• _Ejercicios propuestos_
a - Resume en dos oraciones el texto sobre Robert Louis Stevenson.
b - Continúa el texto sobre Robert Louis Stevenson a partir de su última oración.

• _Texto del documento_
R. L. Stevenson con un jefe samoano (detalle) – Private Collection / © Look and Learn / Elgar Collection / Bridgeman Images
Por David Hidalgo Ramos
El culo inquieto de un maestro de la literatura.
Irse de viaje es a veces engorroso, mucho más llevadero si se hace con el compañero idóneo. En esta ocasión proponemos un viaje acompañado de uno de los mejores y más aventureros trotamundos de finales del siglo XIX, para muchos el compañero perfecto. Robert Louis Stevenson (Edimburgo, Escocia, 1850) es descrito como el narrador incansable, prolífico donde los haya, que siempre adoró los viajes por encima de todo, y no sólo a través de los libros.

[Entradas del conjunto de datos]
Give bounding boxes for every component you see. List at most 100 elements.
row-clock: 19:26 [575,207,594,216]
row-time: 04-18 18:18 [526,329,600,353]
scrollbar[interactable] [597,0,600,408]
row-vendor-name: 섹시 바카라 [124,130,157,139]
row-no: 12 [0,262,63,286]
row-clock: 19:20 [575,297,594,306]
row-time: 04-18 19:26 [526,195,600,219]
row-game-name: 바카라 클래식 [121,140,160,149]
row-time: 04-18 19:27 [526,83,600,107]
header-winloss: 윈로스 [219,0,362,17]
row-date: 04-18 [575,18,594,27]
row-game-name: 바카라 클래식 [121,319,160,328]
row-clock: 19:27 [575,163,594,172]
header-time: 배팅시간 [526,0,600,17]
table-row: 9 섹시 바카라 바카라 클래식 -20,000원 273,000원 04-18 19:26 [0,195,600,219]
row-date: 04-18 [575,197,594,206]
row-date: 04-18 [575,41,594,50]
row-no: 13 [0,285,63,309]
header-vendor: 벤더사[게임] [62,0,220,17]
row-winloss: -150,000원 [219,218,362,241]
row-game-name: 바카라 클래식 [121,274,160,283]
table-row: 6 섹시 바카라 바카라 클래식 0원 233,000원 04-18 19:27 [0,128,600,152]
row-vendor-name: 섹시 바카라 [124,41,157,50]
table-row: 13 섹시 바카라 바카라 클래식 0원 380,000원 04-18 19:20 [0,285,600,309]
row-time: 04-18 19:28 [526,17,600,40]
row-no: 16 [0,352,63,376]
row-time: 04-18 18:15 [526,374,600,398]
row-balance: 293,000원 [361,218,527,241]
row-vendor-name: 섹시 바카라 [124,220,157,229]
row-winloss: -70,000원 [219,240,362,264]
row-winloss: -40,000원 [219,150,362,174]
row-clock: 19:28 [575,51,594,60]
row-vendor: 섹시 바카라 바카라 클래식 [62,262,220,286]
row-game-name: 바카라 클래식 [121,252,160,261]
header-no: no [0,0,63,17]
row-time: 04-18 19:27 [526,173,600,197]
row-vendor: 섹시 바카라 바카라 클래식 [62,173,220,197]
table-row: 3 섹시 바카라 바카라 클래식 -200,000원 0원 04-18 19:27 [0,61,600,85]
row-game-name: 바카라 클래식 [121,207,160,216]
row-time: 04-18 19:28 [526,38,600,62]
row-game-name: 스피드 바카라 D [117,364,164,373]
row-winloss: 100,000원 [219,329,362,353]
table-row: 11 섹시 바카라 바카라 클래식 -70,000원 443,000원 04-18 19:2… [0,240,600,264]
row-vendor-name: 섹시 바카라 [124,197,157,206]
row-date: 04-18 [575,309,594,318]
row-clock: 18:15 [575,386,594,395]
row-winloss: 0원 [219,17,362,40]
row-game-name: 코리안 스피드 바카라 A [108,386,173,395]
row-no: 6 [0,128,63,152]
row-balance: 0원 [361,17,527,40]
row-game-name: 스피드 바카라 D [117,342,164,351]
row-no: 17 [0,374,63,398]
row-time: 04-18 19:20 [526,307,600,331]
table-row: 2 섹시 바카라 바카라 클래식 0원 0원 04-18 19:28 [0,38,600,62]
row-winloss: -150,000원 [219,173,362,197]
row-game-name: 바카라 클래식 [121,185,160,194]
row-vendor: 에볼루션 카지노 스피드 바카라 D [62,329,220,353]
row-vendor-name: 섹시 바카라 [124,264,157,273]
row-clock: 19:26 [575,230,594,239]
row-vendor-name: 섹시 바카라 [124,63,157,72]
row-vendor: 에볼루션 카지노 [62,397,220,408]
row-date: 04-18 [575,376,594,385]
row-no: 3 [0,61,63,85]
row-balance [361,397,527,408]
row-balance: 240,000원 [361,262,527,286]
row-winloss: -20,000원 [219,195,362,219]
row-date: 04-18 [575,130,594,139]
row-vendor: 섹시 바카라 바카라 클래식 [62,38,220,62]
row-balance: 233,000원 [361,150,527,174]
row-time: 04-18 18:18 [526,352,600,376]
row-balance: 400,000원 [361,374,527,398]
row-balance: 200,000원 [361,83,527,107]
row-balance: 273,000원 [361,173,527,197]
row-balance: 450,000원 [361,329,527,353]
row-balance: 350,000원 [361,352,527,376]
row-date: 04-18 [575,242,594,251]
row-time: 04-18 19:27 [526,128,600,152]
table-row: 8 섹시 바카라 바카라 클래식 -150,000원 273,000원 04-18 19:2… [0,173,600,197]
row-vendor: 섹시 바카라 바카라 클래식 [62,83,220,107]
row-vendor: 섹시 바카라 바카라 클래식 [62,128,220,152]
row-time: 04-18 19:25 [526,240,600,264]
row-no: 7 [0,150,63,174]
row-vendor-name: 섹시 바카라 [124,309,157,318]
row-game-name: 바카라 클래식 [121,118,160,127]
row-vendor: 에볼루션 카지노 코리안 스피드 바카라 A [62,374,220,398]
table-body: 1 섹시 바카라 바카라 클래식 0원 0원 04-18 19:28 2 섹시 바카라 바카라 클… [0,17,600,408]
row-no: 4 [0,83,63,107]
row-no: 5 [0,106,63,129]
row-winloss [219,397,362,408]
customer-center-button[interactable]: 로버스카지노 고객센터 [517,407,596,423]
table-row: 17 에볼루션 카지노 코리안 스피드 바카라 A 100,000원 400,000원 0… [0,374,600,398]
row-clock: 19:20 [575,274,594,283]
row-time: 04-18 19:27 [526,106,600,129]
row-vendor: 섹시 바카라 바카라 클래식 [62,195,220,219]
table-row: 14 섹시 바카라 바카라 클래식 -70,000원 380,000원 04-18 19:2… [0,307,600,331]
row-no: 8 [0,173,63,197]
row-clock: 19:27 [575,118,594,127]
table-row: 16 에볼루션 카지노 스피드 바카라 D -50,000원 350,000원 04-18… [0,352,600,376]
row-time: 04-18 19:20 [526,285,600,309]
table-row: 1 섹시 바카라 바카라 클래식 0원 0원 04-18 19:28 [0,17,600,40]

• _Respuestas por ítem_
a - Como viajar resulta más llevadero con el compañero idóneo, el texto propone un viaje junto a Robert Louis Stevenson, uno de los trotamundos más aventureros de finales del siglo XIX y, para muchos, el compañero perfecto. Nacido en Edimburgo en 1850, se le describe como un narrador incansable y prolífico que adoró los viajes por encima de todo, y no sólo a través de los libros.

b -
Desde pequeño se encandiló con las novelas de Daniel Defoe y su Robinson Crusoe lo eclipsó. Quería conocer mundo y se dispuso a ello, pero su débil salud por un problema respiratorio heredado de su madre, parecía una traba. Así es como convirtió su enfermedad en la excusa perfecta: se agarró al clavo ardiendo que le aconsejaban los médicos, climas diferentes podían ayudarle en su problema. Fue la excusa perfecta para embarcarse en un viaje por el Midi francés (la parte más sureña del país vecino, lleno de valles, montañas y desfiladeros). Se encaramó a una borrica a la que apodó cariñosamente Modestina y se echó al camino, ansioso por descubrir nuevos parajes y gentes. Así es como nació uno de sus primeros libros, Viaje con una burra por los montes de Cévennes, uno de esos libros de viajes que consiguen que el lector llegue a oler el paisaje.
Tras muchos ires y venires, terminó encontrando el amor en la estadounidense Fanny Van de Grift, una auténtica muchacha del Lejano Oeste, que le habló de California y los interminables caminos que recorrían Estados Unidos de punta a punta, un país demasiado grande para que Stevenson siquiera lo imaginase. Y allí que se armó de valor para acompañar a su enamorada de vuelta a su país para formalizar su divorcio y poder casarse con ella. Pero aquel viaje casi acaba con él, el aire seco del centro del país americano era horrible para su enfermedad y lo dejo postrado en cama durante meses. Fue entre delirios de fiebre y pesadillas que vislumbró el germen de El extraño caso del Dr Jekyll y Mr Hyde, una de sus novelas más conocidas y con la que introdujo las primeras teorías del psicoanálisis que vendrían mucho después.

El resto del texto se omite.